──────── Task input

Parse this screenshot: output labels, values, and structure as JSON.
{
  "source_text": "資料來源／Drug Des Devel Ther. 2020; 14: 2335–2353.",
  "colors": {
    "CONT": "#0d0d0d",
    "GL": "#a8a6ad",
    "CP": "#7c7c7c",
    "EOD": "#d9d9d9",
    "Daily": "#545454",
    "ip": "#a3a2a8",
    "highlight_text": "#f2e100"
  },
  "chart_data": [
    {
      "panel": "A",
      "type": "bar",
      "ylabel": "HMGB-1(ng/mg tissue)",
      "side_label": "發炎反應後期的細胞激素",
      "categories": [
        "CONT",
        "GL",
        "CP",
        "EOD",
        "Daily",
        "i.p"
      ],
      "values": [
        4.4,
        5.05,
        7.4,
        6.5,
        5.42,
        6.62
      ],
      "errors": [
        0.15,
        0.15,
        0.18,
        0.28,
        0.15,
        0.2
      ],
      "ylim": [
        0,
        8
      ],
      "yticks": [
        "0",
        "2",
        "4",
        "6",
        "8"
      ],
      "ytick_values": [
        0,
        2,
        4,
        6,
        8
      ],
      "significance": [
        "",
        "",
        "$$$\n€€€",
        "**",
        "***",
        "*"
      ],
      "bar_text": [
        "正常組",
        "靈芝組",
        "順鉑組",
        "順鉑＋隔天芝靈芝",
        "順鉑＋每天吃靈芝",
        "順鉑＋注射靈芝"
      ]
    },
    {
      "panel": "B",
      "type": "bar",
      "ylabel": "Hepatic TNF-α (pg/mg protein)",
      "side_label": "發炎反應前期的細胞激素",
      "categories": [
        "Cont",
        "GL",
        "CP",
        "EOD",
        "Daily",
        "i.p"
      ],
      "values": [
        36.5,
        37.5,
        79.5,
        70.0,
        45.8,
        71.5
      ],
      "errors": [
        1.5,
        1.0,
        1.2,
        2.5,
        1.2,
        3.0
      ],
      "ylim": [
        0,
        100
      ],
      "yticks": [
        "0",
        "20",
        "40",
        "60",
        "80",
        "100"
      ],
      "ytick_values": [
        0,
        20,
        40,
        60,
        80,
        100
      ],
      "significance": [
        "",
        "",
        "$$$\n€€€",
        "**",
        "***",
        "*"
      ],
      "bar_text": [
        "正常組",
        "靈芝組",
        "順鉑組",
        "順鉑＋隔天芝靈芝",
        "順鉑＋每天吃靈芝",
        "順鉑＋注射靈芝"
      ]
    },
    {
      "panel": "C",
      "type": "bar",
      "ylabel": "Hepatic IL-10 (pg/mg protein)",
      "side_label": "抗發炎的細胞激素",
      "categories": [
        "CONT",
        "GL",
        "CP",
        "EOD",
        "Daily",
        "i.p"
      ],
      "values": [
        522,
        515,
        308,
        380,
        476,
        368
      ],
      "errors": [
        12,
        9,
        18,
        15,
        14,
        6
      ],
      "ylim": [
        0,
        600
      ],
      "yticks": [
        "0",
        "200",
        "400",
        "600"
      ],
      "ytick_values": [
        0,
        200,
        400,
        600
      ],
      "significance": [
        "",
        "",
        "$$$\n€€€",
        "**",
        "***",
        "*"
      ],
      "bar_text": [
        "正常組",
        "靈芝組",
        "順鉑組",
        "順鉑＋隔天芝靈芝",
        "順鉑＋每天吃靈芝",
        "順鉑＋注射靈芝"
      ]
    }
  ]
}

────────────────

*Exercise directions:*
Once the records end, copy them all again exactly.

*Exercise response:*
Parse this screenshot: output labels, values, and structure as JSON.
{
  "source_text": "資料來源／Drug Des Devel Ther. 2020; 14: 2335–2353.",
  "colors": {
    "CONT": "#0d0d0d",
    "GL": "#a8a6ad",
    "CP": "#7c7c7c",
    "EOD": "#d9d9d9",
    "Daily": "#545454",
    "ip": "#a3a2a8",
    "highlight_text": "#f2e100"
  },
  "chart_data": [
    {
      "panel": "A",
      "type": "bar",
      "ylabel": "HMGB-1(ng/mg tissue)",
      "side_label": "發炎反應後期的細胞激素",
      "categories": [
        "CONT",
        "GL",
        "CP",
        "EOD",
        "Daily",
        "i.p"
      ],
      "values": [
        4.4,
        5.05,
        7.4,
        6.5,
        5.42,
        6.62
      ],
      "errors": [
        0.15,
        0.15,
        0.18,
        0.28,
        0.15,
        0.2
      ],
      "ylim": [
        0,
        8
      ],
      "yticks": [
        "0",
        "2",
        "4",
        "6",
        "8"
      ],
      "ytick_values": [
        0,
        2,
        4,
        6,
        8
      ],
      "significance": [
        "",
        "",
        "$$$\n€€€",
        "**",
        "***",
        "*"
      ],
      "bar_text": [
        "正常組",
        "靈芝組",
        "順鉑組",
        "順鉑＋隔天芝靈芝",
        "順鉑＋每天吃靈芝",
        "順鉑＋注射靈芝"
      ]
    },
    {
      "panel": "B",
      "type": "bar",
      "ylabel": "Hepatic TNF-α (pg/mg protein)",
      "side_label": "發炎反應前期的細胞激素",
      "categories": [
        "Cont",
        "GL",
        "CP",
        "EOD",
        "Daily",
        "i.p"
      ],
      "values": [
        36.5,
        37.5,
        79.5,
        70.0,
        45.8,
        71.5
      ],
      "errors": [
        1.5,
        1.0,
        1.2,
        2.5,
        1.2,
        3.0
      ],
      "ylim": [
        0,
        100
      ],
      "yticks": [
        "0",
        "20",
        "40",
        "60",
        "80",
        "100"
      ],
      "ytick_values": [
        0,
        20,
        40,
        60,
        80,
        100
      ],
      "significance": [
        "",
        "",
        "$$$\n€€€",
        "**",
        "***",
        "*"
      ],
      "bar_text": [
        "正常組",
        "靈芝組",
        "順鉑組",
        "順鉑＋隔天芝靈芝",
        "順鉑＋每天吃靈芝",
        "順鉑＋注射靈芝"
      ]
    },
    {
      "panel": "C",
      "type": "bar",
      "ylabel": "Hepatic IL-10 (pg/mg protein)",
      "side_label": "抗發炎的細胞激素",
      "categories": [
        "CONT",
        "GL",
        "CP",
        "EOD",
        "Daily",
        "i.p"
      ],
      "values": [
        522,
        515,
        308,
        380,
        476,
        368
      ],
      "errors": [
        12,
        9,
        18,
        15,
        14,
        6
      ],
      "ylim": [
        0,
        600
      ],
      "yticks": [
        "0",
        "200",
        "400",
        "600"
      ],
      "ytick_values": [
        0,
        200,
        400,
        600
      ],
      "significance": [
        "",
        "",
        "$$$\n€€€",
        "**",
        "***",
        "*"
      ],
      "bar_text": [
        "正常組",
        "靈芝組",
        "順鉑組",
        "順鉑＋隔天芝靈芝",
        "順鉑＋每天吃靈芝",
        "順鉑＋注射靈芝"
      ]
    }
  ]
}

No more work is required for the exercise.